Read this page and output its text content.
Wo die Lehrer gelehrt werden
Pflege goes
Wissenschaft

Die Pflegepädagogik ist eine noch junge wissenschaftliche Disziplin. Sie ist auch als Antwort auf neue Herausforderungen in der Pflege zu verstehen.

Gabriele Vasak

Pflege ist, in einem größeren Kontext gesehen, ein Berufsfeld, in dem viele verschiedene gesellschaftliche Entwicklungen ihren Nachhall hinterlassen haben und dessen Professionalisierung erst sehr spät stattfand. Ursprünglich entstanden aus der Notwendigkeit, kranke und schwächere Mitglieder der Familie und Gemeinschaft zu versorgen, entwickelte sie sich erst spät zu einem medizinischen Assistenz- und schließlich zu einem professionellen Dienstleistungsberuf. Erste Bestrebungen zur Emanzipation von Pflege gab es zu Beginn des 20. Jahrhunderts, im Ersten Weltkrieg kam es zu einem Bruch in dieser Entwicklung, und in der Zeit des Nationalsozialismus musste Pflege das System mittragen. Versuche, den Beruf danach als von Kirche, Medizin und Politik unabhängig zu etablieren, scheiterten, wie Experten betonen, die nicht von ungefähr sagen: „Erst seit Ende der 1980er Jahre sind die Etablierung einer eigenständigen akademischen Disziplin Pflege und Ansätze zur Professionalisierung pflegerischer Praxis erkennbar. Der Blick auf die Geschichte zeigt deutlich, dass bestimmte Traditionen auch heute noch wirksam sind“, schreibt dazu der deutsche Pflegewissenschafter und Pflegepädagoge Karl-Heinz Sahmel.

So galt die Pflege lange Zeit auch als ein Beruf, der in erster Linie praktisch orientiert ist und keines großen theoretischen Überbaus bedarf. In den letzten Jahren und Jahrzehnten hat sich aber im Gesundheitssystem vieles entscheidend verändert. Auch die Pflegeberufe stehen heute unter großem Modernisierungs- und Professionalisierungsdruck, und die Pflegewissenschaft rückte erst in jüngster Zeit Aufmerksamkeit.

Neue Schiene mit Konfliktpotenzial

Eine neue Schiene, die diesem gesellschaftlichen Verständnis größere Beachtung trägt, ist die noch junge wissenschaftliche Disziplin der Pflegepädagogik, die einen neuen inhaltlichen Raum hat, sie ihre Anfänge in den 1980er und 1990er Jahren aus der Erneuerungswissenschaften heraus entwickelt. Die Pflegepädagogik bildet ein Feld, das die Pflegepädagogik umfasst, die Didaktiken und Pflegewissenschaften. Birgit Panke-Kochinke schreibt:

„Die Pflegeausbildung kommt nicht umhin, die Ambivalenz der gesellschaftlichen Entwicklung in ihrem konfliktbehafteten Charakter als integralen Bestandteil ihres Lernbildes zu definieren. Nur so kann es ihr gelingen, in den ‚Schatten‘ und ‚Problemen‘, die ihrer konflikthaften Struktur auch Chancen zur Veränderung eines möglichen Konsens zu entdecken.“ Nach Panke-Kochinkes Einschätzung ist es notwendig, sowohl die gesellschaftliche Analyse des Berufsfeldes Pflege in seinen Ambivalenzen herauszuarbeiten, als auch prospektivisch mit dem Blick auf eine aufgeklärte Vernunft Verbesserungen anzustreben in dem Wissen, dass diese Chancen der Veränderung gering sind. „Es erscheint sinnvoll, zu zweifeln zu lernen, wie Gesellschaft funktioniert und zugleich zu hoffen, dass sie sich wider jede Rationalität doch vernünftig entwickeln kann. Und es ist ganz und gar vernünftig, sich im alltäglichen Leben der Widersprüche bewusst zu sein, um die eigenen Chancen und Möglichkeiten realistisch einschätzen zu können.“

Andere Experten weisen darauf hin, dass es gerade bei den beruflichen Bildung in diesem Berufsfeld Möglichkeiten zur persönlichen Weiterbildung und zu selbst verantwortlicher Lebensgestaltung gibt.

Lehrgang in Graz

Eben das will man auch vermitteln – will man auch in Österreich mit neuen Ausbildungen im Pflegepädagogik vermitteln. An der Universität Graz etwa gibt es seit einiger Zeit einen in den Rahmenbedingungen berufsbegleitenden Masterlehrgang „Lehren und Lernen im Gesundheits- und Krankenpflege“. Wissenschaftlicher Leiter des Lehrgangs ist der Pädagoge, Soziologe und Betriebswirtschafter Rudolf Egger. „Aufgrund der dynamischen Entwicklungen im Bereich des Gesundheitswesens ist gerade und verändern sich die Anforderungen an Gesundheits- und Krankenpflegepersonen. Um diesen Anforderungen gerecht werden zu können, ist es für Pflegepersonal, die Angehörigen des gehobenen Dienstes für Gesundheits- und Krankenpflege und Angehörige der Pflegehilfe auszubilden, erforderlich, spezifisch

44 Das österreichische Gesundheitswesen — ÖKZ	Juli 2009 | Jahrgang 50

-=-=-=-=-

Your goal: Find the lines holding "Schiene" and list every one.

Response:
Neue Schiene mit Konfliktpotenzial
Eine neue Schiene, die diesem gesellschaftlichen Verständnis größere Beachtung trägt, ist die noch junge wissenschaftliche Disziplin der Pflegepädagogik, die einen neuen inhaltlichen Raum hat, sie ihre Anfänge in den 1980er und 1990er Jahren aus der Erneuerungswissenschaften heraus entwickelt. Die Pflegepädagogik bildet ein Feld, das die Pflegepädagogik umfasst, die Didaktiken und Pflegewissenschaften. Birgit Panke-Kochinke schreibt:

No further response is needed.